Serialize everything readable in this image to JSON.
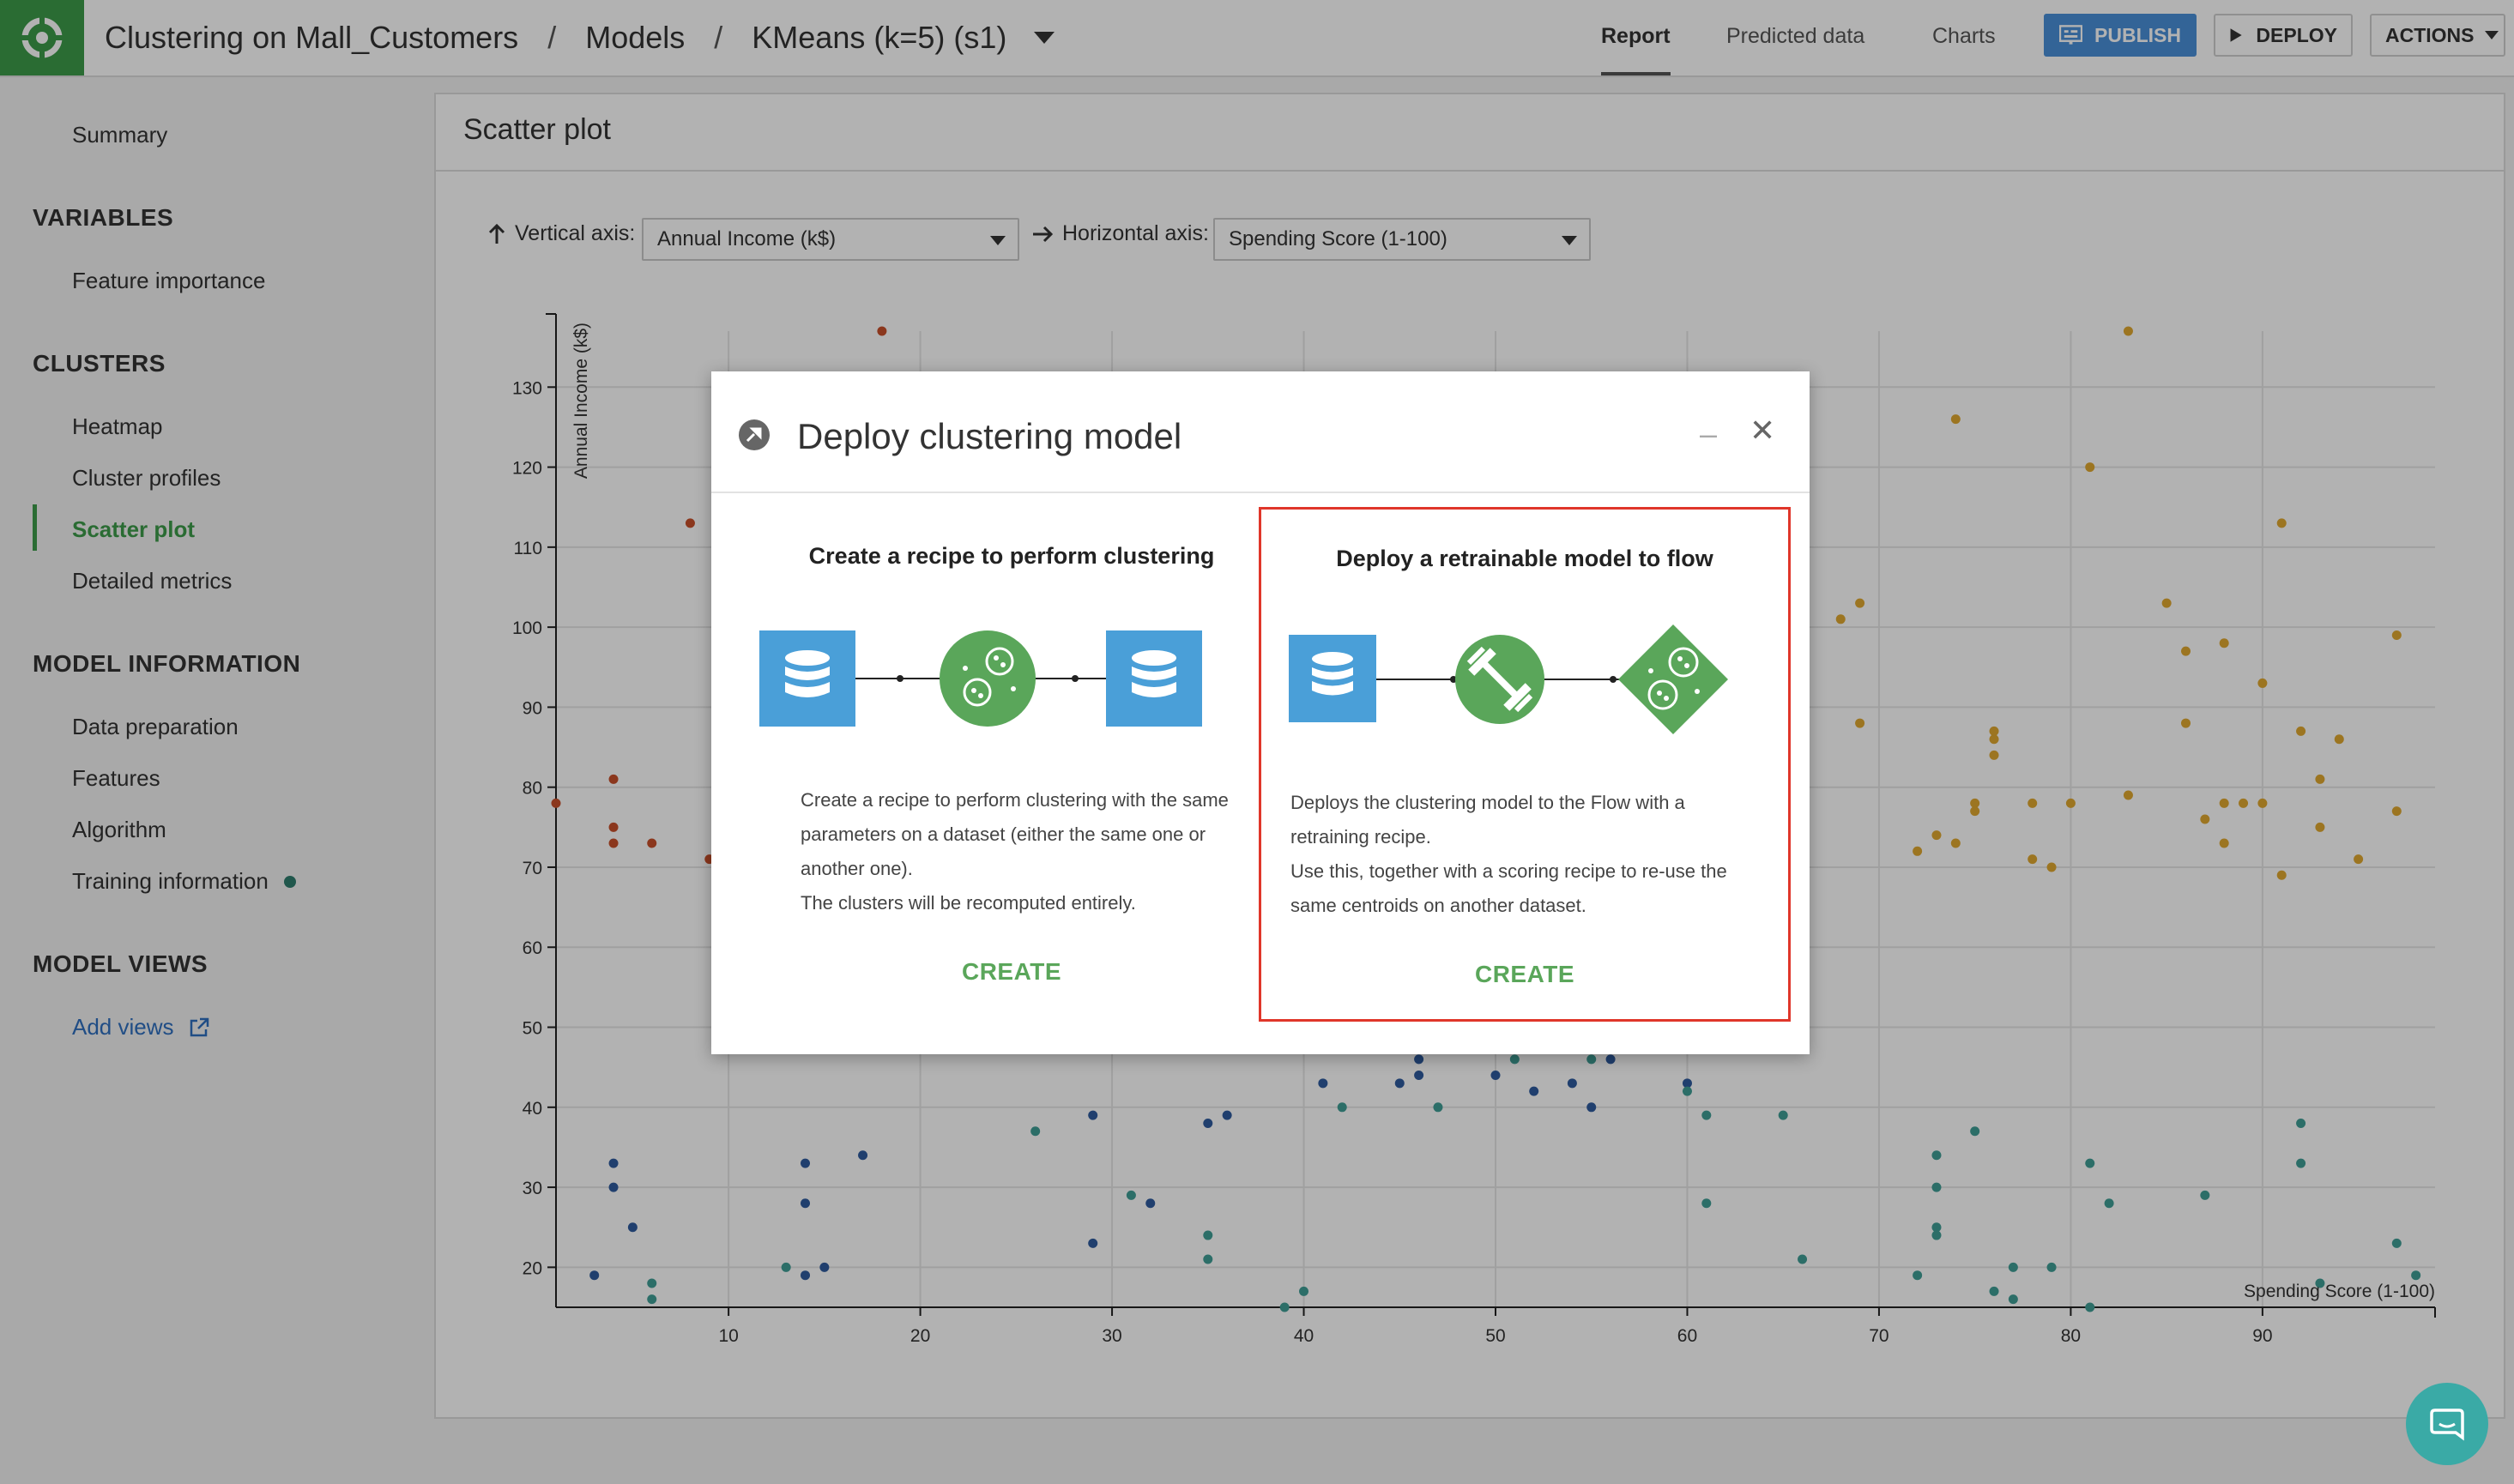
{
  "header": {
    "breadcrumbs": [
      "Clustering on Mall_Customers",
      "Models",
      "KMeans (k=5) (s1)"
    ],
    "separator": "/",
    "tabs": [
      "Report",
      "Predicted data",
      "Charts"
    ],
    "active_tab": "Report",
    "publish_label": "PUBLISH",
    "deploy_label": "DEPLOY",
    "actions_label": "ACTIONS"
  },
  "sidebar": {
    "summary": "Summary",
    "sections": [
      {
        "title": "VARIABLES",
        "items": [
          "Feature importance"
        ]
      },
      {
        "title": "CLUSTERS",
        "items": [
          "Heatmap",
          "Cluster profiles",
          "Scatter plot",
          "Detailed metrics"
        ]
      },
      {
        "title": "MODEL INFORMATION",
        "items": [
          "Data preparation",
          "Features",
          "Algorithm",
          "Training information"
        ]
      },
      {
        "title": "MODEL VIEWS",
        "items": [
          "Add views"
        ]
      }
    ],
    "active_item": "Scatter plot"
  },
  "panel": {
    "title": "Scatter plot",
    "vertical_axis_label": "Vertical axis:",
    "vertical_axis_value": "Annual Income (k$)",
    "horizontal_axis_label": "Horizontal axis:",
    "horizontal_axis_value": "Spending Score (1-100)"
  },
  "chart_data": {
    "type": "scatter",
    "xlabel": "Spending Score (1-100)",
    "ylabel": "Annual Income (k$)",
    "xlim": [
      1,
      99
    ],
    "ylim": [
      15,
      137
    ],
    "xticks": [
      10,
      20,
      30,
      40,
      50,
      60,
      70,
      80,
      90
    ],
    "yticks": [
      20,
      30,
      40,
      50,
      60,
      70,
      80,
      90,
      100,
      110,
      120,
      130
    ],
    "grid": true,
    "series": [
      {
        "color": "#c8502a",
        "points": [
          [
            1,
            78
          ],
          [
            4,
            81
          ],
          [
            4,
            75
          ],
          [
            4,
            73
          ],
          [
            6,
            73
          ],
          [
            8,
            113
          ],
          [
            9,
            71
          ],
          [
            18,
            137
          ]
        ]
      },
      {
        "color": "#2f5b9e",
        "points": [
          [
            3,
            19
          ],
          [
            4,
            33
          ],
          [
            4,
            30
          ],
          [
            5,
            25
          ],
          [
            14,
            33
          ],
          [
            14,
            28
          ],
          [
            14,
            19
          ],
          [
            15,
            20
          ],
          [
            17,
            34
          ],
          [
            29,
            23
          ],
          [
            29,
            39
          ],
          [
            32,
            28
          ],
          [
            35,
            38
          ],
          [
            36,
            39
          ],
          [
            41,
            43
          ],
          [
            45,
            43
          ],
          [
            46,
            44
          ],
          [
            46,
            46
          ],
          [
            50,
            44
          ],
          [
            52,
            42
          ],
          [
            54,
            43
          ],
          [
            55,
            40
          ],
          [
            56,
            46
          ],
          [
            60,
            43
          ]
        ]
      },
      {
        "color": "#3f9e96",
        "points": [
          [
            6,
            18
          ],
          [
            6,
            16
          ],
          [
            13,
            20
          ],
          [
            26,
            37
          ],
          [
            31,
            29
          ],
          [
            35,
            24
          ],
          [
            35,
            21
          ],
          [
            39,
            15
          ],
          [
            40,
            17
          ],
          [
            42,
            40
          ],
          [
            47,
            40
          ],
          [
            51,
            46
          ],
          [
            55,
            46
          ],
          [
            60,
            42
          ],
          [
            61,
            39
          ],
          [
            61,
            28
          ],
          [
            65,
            39
          ],
          [
            66,
            21
          ],
          [
            72,
            19
          ],
          [
            73,
            34
          ],
          [
            73,
            30
          ],
          [
            73,
            25
          ],
          [
            73,
            24
          ],
          [
            75,
            37
          ],
          [
            76,
            17
          ],
          [
            77,
            16
          ],
          [
            77,
            20
          ],
          [
            79,
            20
          ],
          [
            81,
            33
          ],
          [
            81,
            15
          ],
          [
            82,
            28
          ],
          [
            87,
            29
          ],
          [
            92,
            38
          ],
          [
            92,
            33
          ],
          [
            93,
            18
          ],
          [
            97,
            23
          ],
          [
            98,
            19
          ]
        ]
      },
      {
        "color": "#e0a830",
        "points": [
          [
            68,
            101
          ],
          [
            69,
            103
          ],
          [
            69,
            88
          ],
          [
            72,
            72
          ],
          [
            73,
            74
          ],
          [
            74,
            73
          ],
          [
            75,
            78
          ],
          [
            74,
            126
          ],
          [
            75,
            77
          ],
          [
            76,
            84
          ],
          [
            76,
            86
          ],
          [
            76,
            87
          ],
          [
            78,
            78
          ],
          [
            78,
            71
          ],
          [
            79,
            70
          ],
          [
            80,
            78
          ],
          [
            81,
            120
          ],
          [
            83,
            137
          ],
          [
            83,
            79
          ],
          [
            85,
            103
          ],
          [
            86,
            88
          ],
          [
            86,
            97
          ],
          [
            87,
            76
          ],
          [
            88,
            78
          ],
          [
            88,
            98
          ],
          [
            88,
            73
          ],
          [
            89,
            78
          ],
          [
            90,
            78
          ],
          [
            90,
            93
          ],
          [
            91,
            113
          ],
          [
            91,
            69
          ],
          [
            92,
            87
          ],
          [
            93,
            81
          ],
          [
            93,
            75
          ],
          [
            94,
            86
          ],
          [
            95,
            71
          ],
          [
            97,
            99
          ],
          [
            97,
            77
          ]
        ]
      }
    ]
  },
  "modal": {
    "title": "Deploy clustering model",
    "left": {
      "title": "Create a recipe to perform clustering",
      "desc_lines": [
        "Create a recipe to perform clustering with the same",
        "parameters on a dataset (either the same one or",
        "another one).",
        "The clusters will be recomputed entirely."
      ],
      "create_label": "CREATE"
    },
    "right": {
      "title": "Deploy a retrainable model to flow",
      "desc_lines": [
        "Deploys the clustering model to the Flow with a",
        "retraining recipe.",
        "Use this, together with a scoring recipe to re-use the",
        "same centroids on another dataset."
      ],
      "create_label": "CREATE"
    }
  },
  "colors": {
    "brand_green": "#3d9b4a",
    "dataset_blue": "#4a9fd8",
    "highlight_red": "#e0362a",
    "publish_blue": "#4a90d9"
  }
}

══════════════════════════════

Pull out every line of the records above that contains the word "plot".

__Finished exercise__.
          "Scatter plot",
    "active_item": "Scatter plot"
    "title": "Scatter plot",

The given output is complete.